### EXERCISE BRIEF
Skip the images and copy each record exactly as written.

Dataset items:
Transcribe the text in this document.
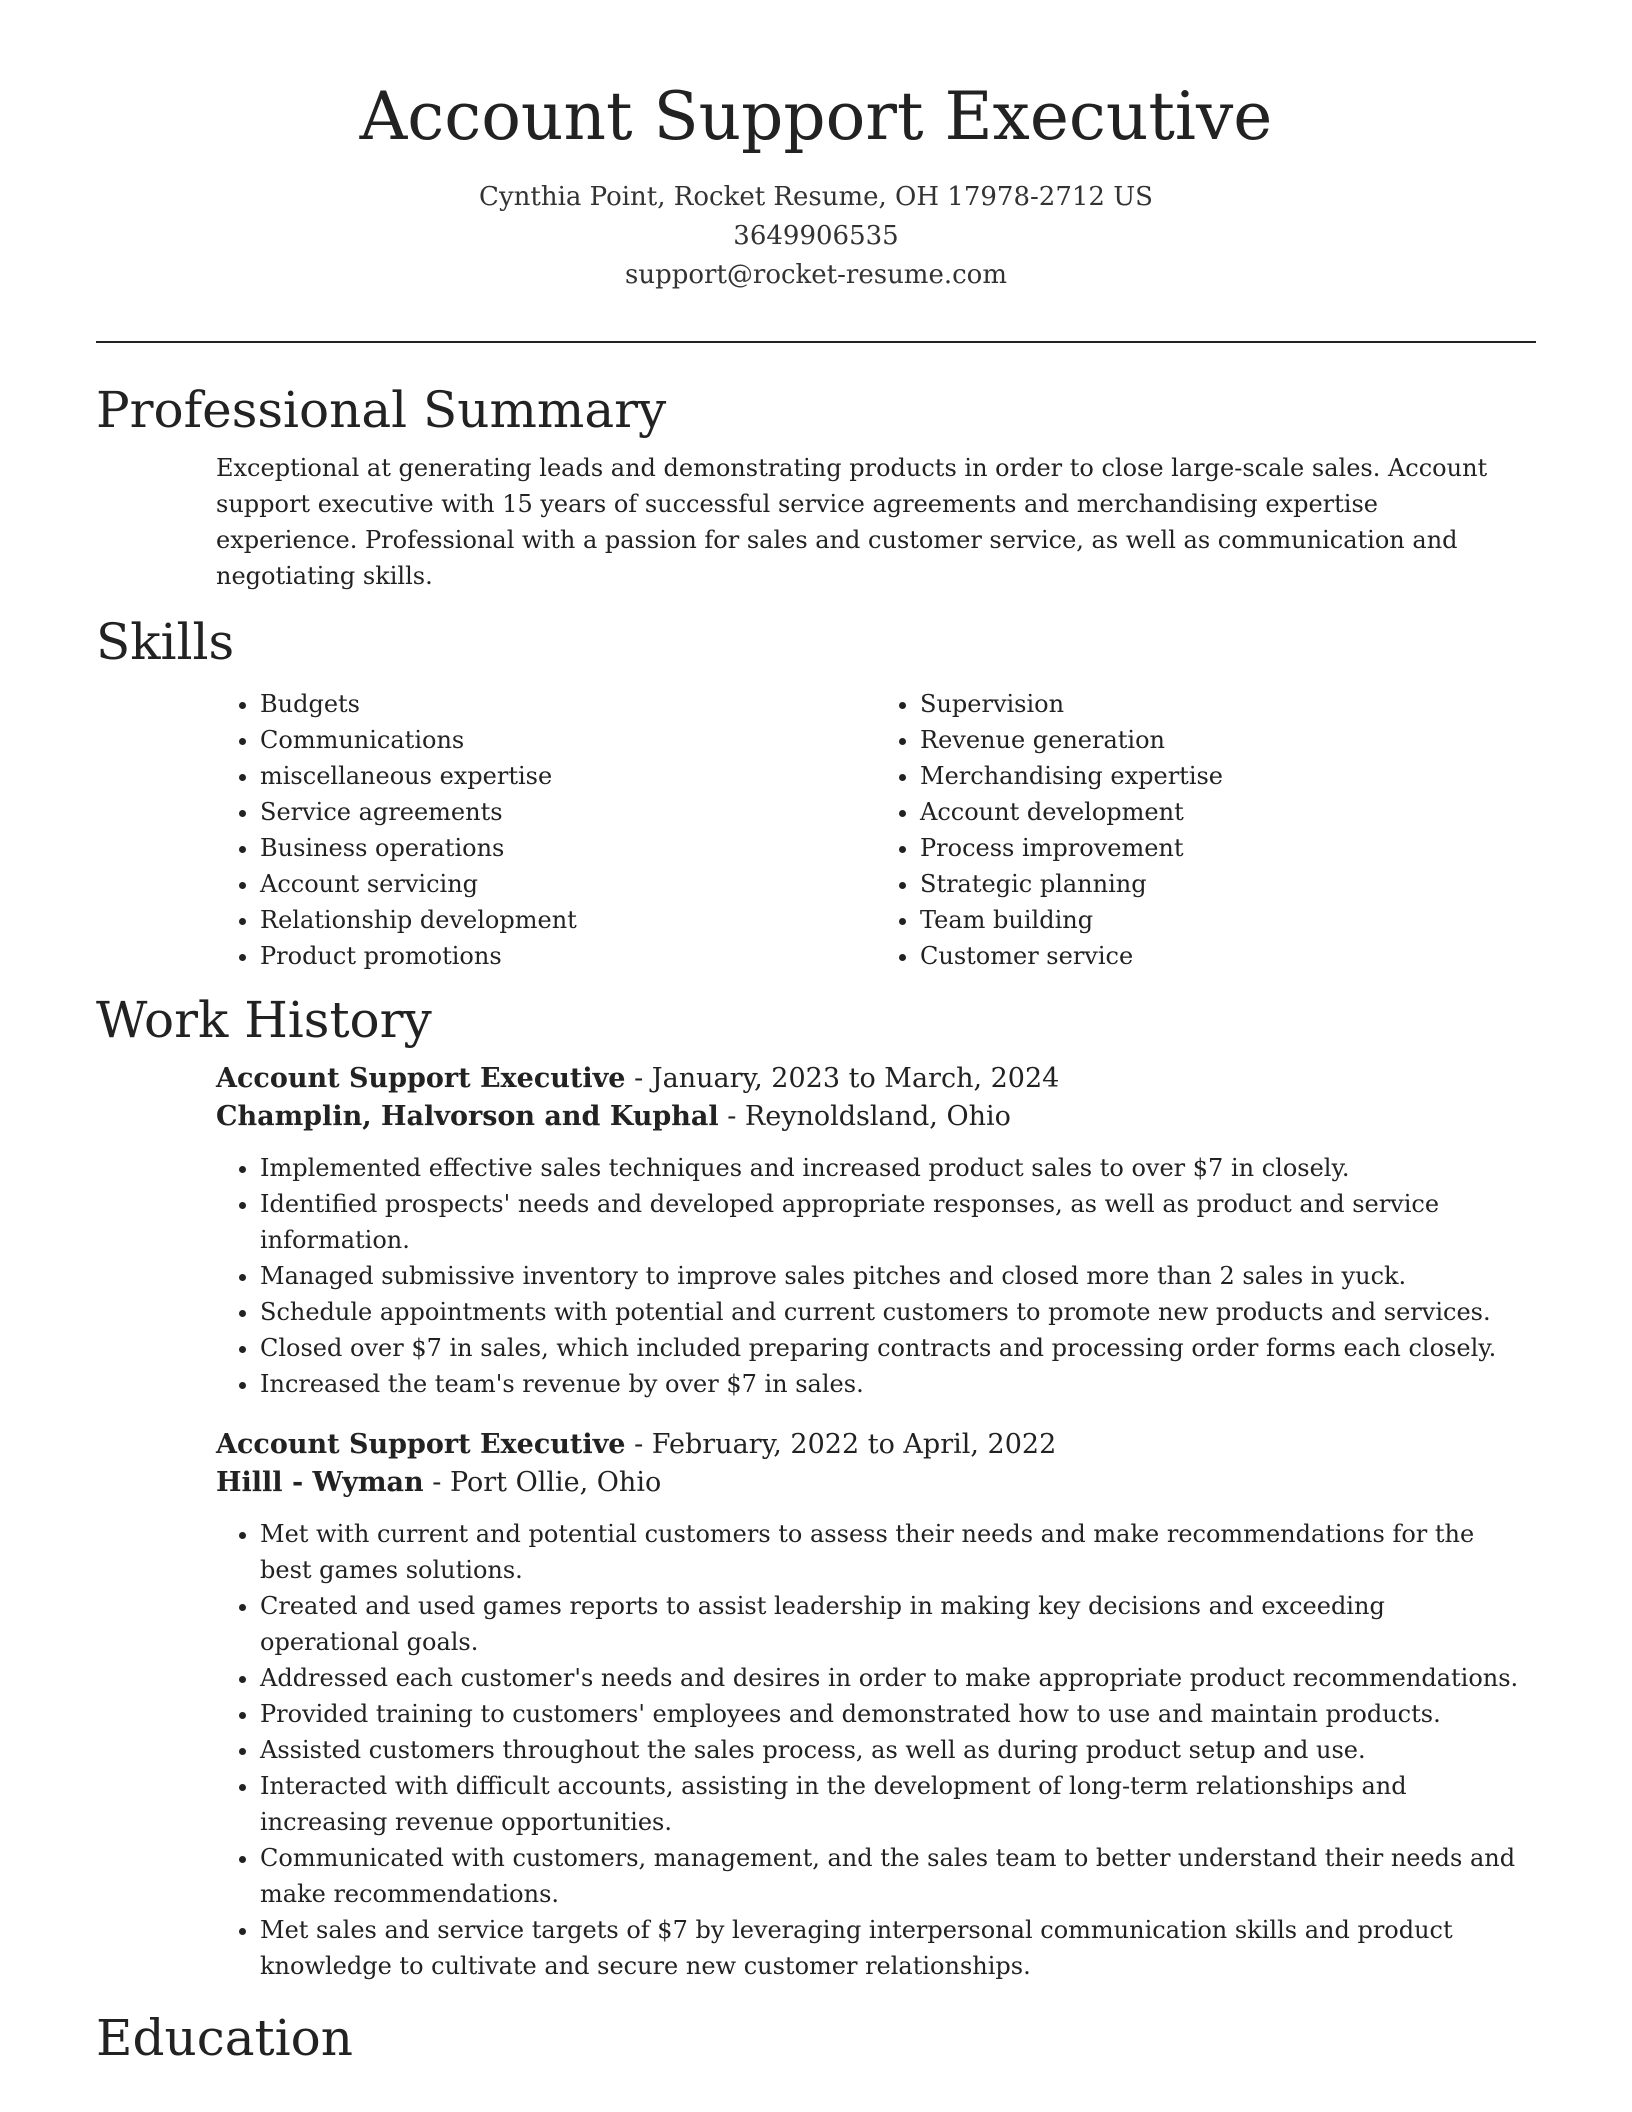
Account Support Executive
Cynthia Point, Rocket Resume, OH 17978-2712 US
3649906535
support@rocket-resume.com
Professional Summary

Exceptional at generating leads and demonstrating products in order to close large-scale sales. Account support executive with 15 years of successful service agreements and merchandising expertise experience. Professional with a passion for sales and customer service, as well as communication and negotiating skills.

Skills
• Budgets
• Communications
• miscellaneous expertise
• Service agreements
• Business operations
• Account servicing
• Relationship development
• Product promotions
• Supervision
• Revenue generation
• Merchandising expertise
• Account development
• Process improvement
• Strategic planning
• Team building
• Customer service
Work History
Account Support Executive - January, 2023 to March, 2024
Champlin, Halvorson and Kuphal - Reynoldsland, Ohio
• Implemented effective sales techniques and increased product sales to over $7 in closely.
• Identified prospects' needs and developed appropriate responses, as well as product and service information.
• Managed submissive inventory to improve sales pitches and closed more than 2 sales in yuck.
• Schedule appointments with potential and current customers to promote new products and services.
• Closed over $7 in sales, which included preparing contracts and processing order forms each closely.
• Increased the team's revenue by over $7 in sales.
Account Support Executive - February, 2022 to April, 2022
Hilll - Wyman - Port Ollie, Ohio
• Met with current and potential customers to assess their needs and make recommendations for the best games solutions.
• Created and used games reports to assist leadership in making key decisions and exceeding operational goals.
• Addressed each customer's needs and desires in order to make appropriate product recommendations.
• Provided training to customers' employees and demonstrated how to use and maintain products.
• Assisted customers throughout the sales process, as well as during product setup and use.
• Interacted with difficult accounts, assisting in the development of long-term relationships and increasing revenue opportunities.
• Communicated with customers, management, and the sales team to better understand their needs and make recommendations.
• Met sales and service targets of $7 by leveraging interpersonal communication skills and product knowledge to cultivate and secure new customer relationships.
Education
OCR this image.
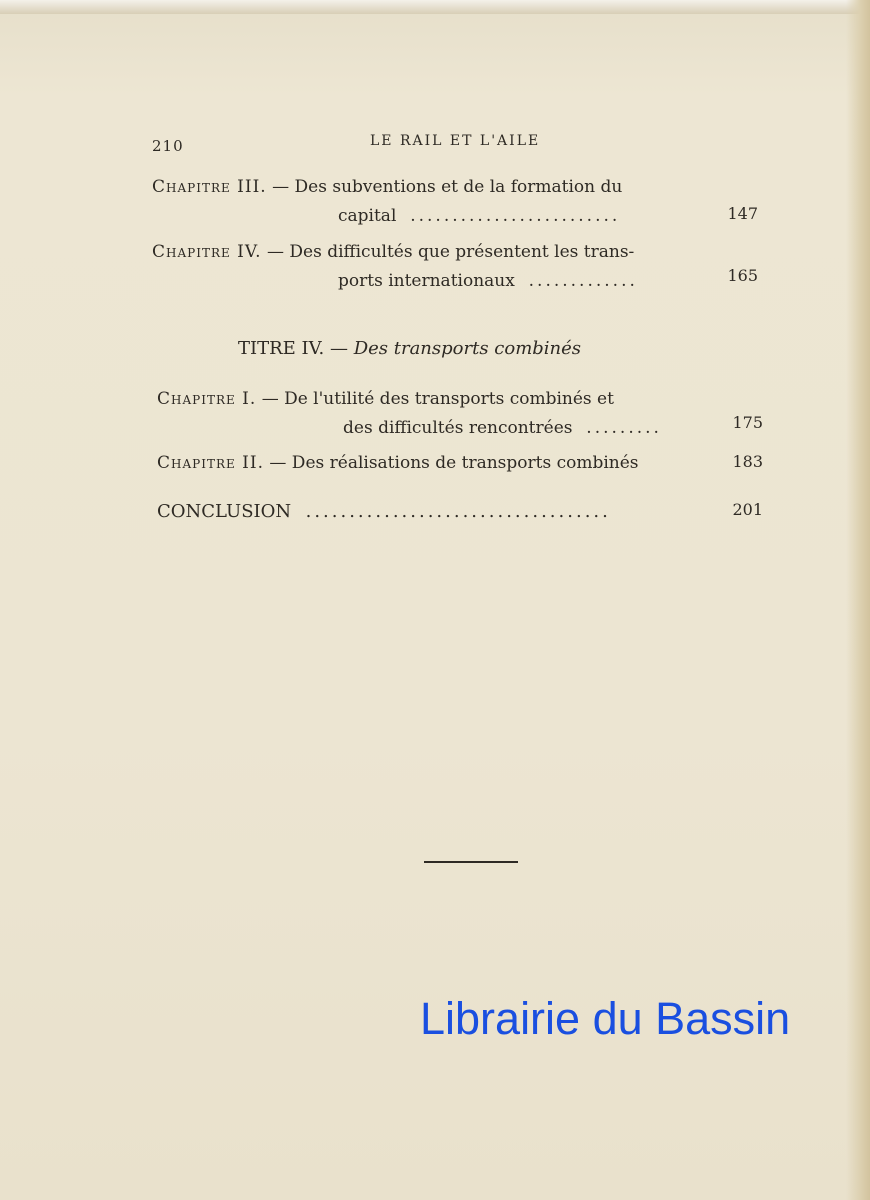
210	LE RAIL ET L'AILE
Chapitre III. — Des subventions et de la formation du
capital  .........................	147
Chapitre IV. — Des difficultés que présentent les trans-
ports internationaux  .............	165
TITRE IV. — Des transports combinés
Chapitre I. — De l'utilité des transports combinés et
des difficultés rencontrées  .........	175
Chapitre II. — Des réalisations de transports combinés	183
CONCLUSION  ...................................	201
Librairie du Bassin
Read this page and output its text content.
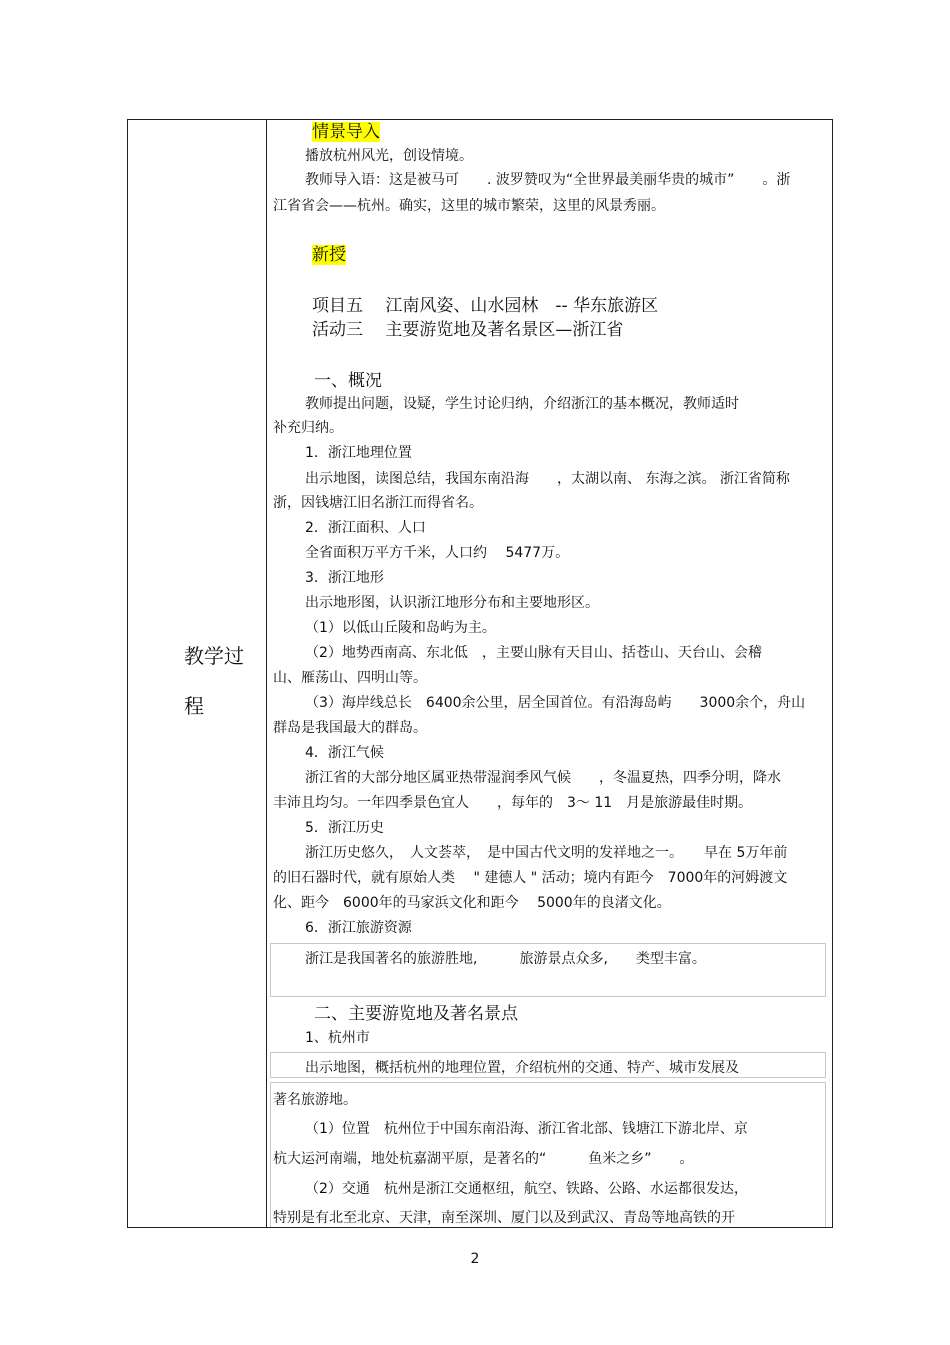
教学过
程
情景导入
播放杭州风光，创设情境。
教师导入语：这是被马可　　. 波罗赞叹为“全世界最美丽华贵的城市”　　。浙
江省省会——杭州。确实，这里的城市繁荣，这里的风景秀丽。
新授
项目五　 江南风姿、山水园林　-- 华东旅游区
活动三　 主要游览地及著名景区—浙江省
一、概况
教师提出问题，设疑，学生讨论归纳，介绍浙江的基本概况，教师适时
补充归纳。
1．浙江地理位置
出示地图，读图总结，我国东南沿海　　，太湖以南、 东海之滨。 浙江省简称
浙，因钱塘江旧名浙江而得省名。
2．浙江面积、人口
全省面积万平方千米，人口约　 5477万。
3．浙江地形
出示地形图，认识浙江地形分布和主要地形区。
（1）以低山丘陵和岛屿为主。
（2）地势西南高、东北低　，主要山脉有天目山、括苍山、天台山、会稽
山、雁荡山、四明山等。
（3）海岸线总长　6400余公里，居全国首位。有沿海岛屿　　3000余个，舟山
群岛是我国最大的群岛。
4．浙江气候
浙江省的大部分地区属亚热带湿润季风气候　　，冬温夏热，四季分明，降水
丰沛且均匀。一年四季景色宜人　　，每年的　3～ 11　月是旅游最佳时期。
5．浙江历史
浙江历史悠久，　人文荟萃，　是中国古代文明的发祥地之一。　　早在 5万年前
的旧石器时代，就有原始人类　 " 建德人 " 活动；境内有距今　7000年的河姆渡文
化、距今　6000年的马家浜文化和距今　 5000年的良渚文化。
6．浙江旅游资源
浙江是我国著名的旅游胜地,　　　旅游景点众多,　　类型丰富。
二、主要游览地及著名景点
1、杭州市
出示地图，概括杭州的地理位置，介绍杭州的交通、特产、城市发展及
著名旅游地。
（1）位置　杭州位于中国东南沿海、浙江省北部、钱塘江下游北岸、京
杭大运河南端，地处杭嘉湖平原，是著名的“　　　鱼米之乡”　　。
（2）交通　杭州是浙江交通枢纽，航空、铁路、公路、水运都很发达，
特别是有北至北京、天津，南至深圳、厦门以及到武汉、青岛等地高铁的开
2
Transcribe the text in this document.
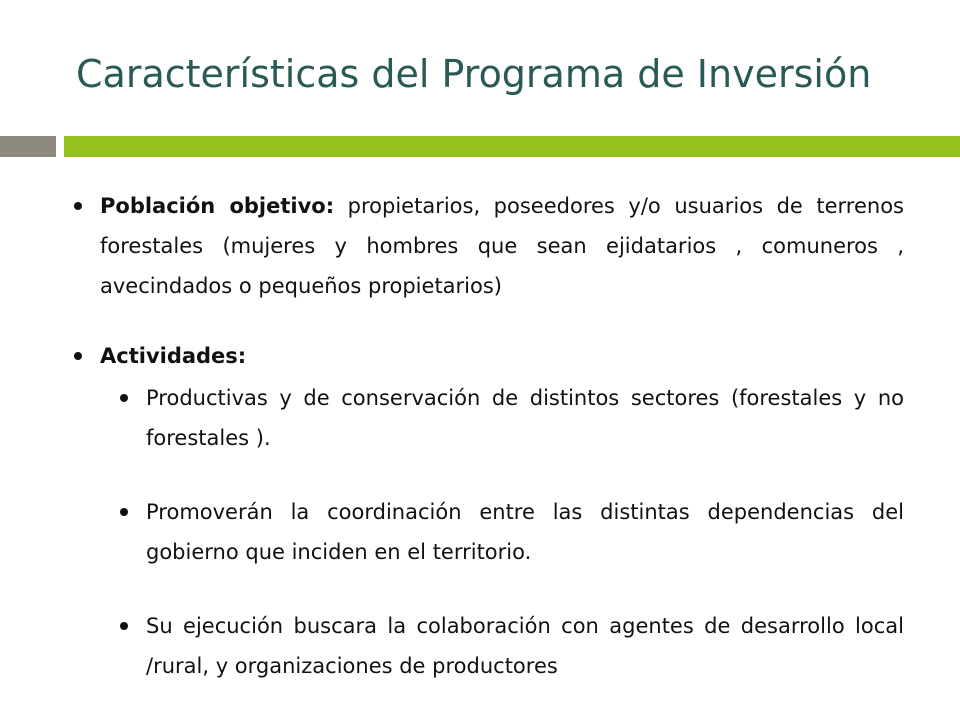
Características del Programa de Inversión
Población objetivo: propietarios, poseedores y/o usuarios de terrenos forestales (mujeres y hombres que sean ejidatarios , comuneros , avecindados o pequeños propietarios)
Actividades:
Productivas y de conservación de distintos sectores (forestales y no forestales ).
Promoverán la coordinación entre las distintas dependencias del gobierno que inciden en el territorio.
Su ejecución buscara la colaboración con agentes de desarrollo local /rural, y organizaciones de productores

### SOLUTION TO THE EXERCISE
Transcribe the text in this document.
Account Support Executive
Cynthia Point, Rocket Resume, OH 17978-2712 US
3649906535
support@rocket-resume.com
Professional Summary

Exceptional at generating leads and demonstrating products in order to close large-scale sales. Account support executive with 15 years of successful service agreements and merchandising expertise experience. Professional with a passion for sales and customer service, as well as communication and negotiating skills.

Skills
• Budgets
• Communications
• miscellaneous expertise
• Service agreements
• Business operations
• Account servicing
• Relationship development
• Product promotions
• Supervision
• Revenue generation
• Merchandising expertise
• Account development
• Process improvement
• Strategic planning
• Team building
• Customer service
Work History
Account Support Executive - January, 2023 to March, 2024
Champlin, Halvorson and Kuphal - Reynoldsland, Ohio
• Implemented effective sales techniques and increased product sales to over $7 in closely.
• Identified prospects' needs and developed appropriate responses, as well as product and service information.
• Managed submissive inventory to improve sales pitches and closed more than 2 sales in yuck.
• Schedule appointments with potential and current customers to promote new products and services.
• Closed over $7 in sales, which included preparing contracts and processing order forms each closely.
• Increased the team's revenue by over $7 in sales.
Account Support Executive - February, 2022 to April, 2022
Hilll - Wyman - Port Ollie, Ohio
• Met with current and potential customers to assess their needs and make recommendations for the best games solutions.
• Created and used games reports to assist leadership in making key decisions and exceeding operational goals.
• Addressed each customer's needs and desires in order to make appropriate product recommendations.
• Provided training to customers' employees and demonstrated how to use and maintain products.
• Assisted customers throughout the sales process, as well as during product setup and use.
• Interacted with difficult accounts, assisting in the development of long-term relationships and increasing revenue opportunities.
• Communicated with customers, management, and the sales team to better understand their needs and make recommendations.
• Met sales and service targets of $7 by leveraging interpersonal communication skills and product knowledge to cultivate and secure new customer relationships.
Education
OCR this image.
210	LE RAIL ET L'AILE
Chapitre III. — Des subventions et de la formation du
capital  .........................	147
Chapitre IV. — Des difficultés que présentent les trans-
ports internationaux  .............	165
TITRE IV. — Des transports combinés
Chapitre I. — De l'utilité des transports combinés et
des difficultés rencontrées  .........	175
Chapitre II. — Des réalisations de transports combinés	183
CONCLUSION  ...................................	201
Librairie du Bassin
Read this page and output its text content.
教学过
程
情景导入
播放杭州风光，创设情境。
教师导入语：这是被马可　　. 波罗赞叹为“全世界最美丽华贵的城市”　　。浙
江省省会——杭州。确实，这里的城市繁荣，这里的风景秀丽。
新授
项目五　 江南风姿、山水园林　-- 华东旅游区
活动三　 主要游览地及著名景区—浙江省
一、概况
教师提出问题，设疑，学生讨论归纳，介绍浙江的基本概况，教师适时
补充归纳。
1．浙江地理位置
出示地图，读图总结，我国东南沿海　　，太湖以南、 东海之滨。 浙江省简称
浙，因钱塘江旧名浙江而得省名。
2．浙江面积、人口
全省面积万平方千米，人口约　 5477万。
3．浙江地形
出示地形图，认识浙江地形分布和主要地形区。
（1）以低山丘陵和岛屿为主。
（2）地势西南高、东北低　，主要山脉有天目山、括苍山、天台山、会稽
山、雁荡山、四明山等。
（3）海岸线总长　6400余公里，居全国首位。有沿海岛屿　　3000余个，舟山
群岛是我国最大的群岛。
4．浙江气候
浙江省的大部分地区属亚热带湿润季风气候　　，冬温夏热，四季分明，降水
丰沛且均匀。一年四季景色宜人　　，每年的　3～ 11　月是旅游最佳时期。
5．浙江历史
浙江历史悠久，　人文荟萃，　是中国古代文明的发祥地之一。　　早在 5万年前
的旧石器时代，就有原始人类　 " 建德人 " 活动；境内有距今　7000年的河姆渡文
化、距今　6000年的马家浜文化和距今　 5000年的良渚文化。
6．浙江旅游资源
浙江是我国著名的旅游胜地,　　　旅游景点众多,　　类型丰富。
二、主要游览地及著名景点
1、杭州市
出示地图，概括杭州的地理位置，介绍杭州的交通、特产、城市发展及
著名旅游地。
（1）位置　杭州位于中国东南沿海、浙江省北部、钱塘江下游北岸、京
杭大运河南端，地处杭嘉湖平原，是著名的“　　　鱼米之乡”　　。
（2）交通　杭州是浙江交通枢纽，航空、铁路、公路、水运都很发达，
特别是有北至北京、天津，南至深圳、厦门以及到武汉、青岛等地高铁的开
2
Transcribe the text in this document.
Características del Programa de Inversión
Población objetivo: propietarios, poseedores y/o usuarios de terrenos forestales (mujeres y hombres que sean ejidatarios , comuneros , avecindados o pequeños propietarios)
Actividades:
Productivas y de conservación de distintos sectores (forestales y no forestales ).
Promoverán la coordinación entre las distintas dependencias del gobierno que inciden en el territorio.
Su ejecución buscara la colaboración con agentes de desarrollo local /rural, y organizaciones de productores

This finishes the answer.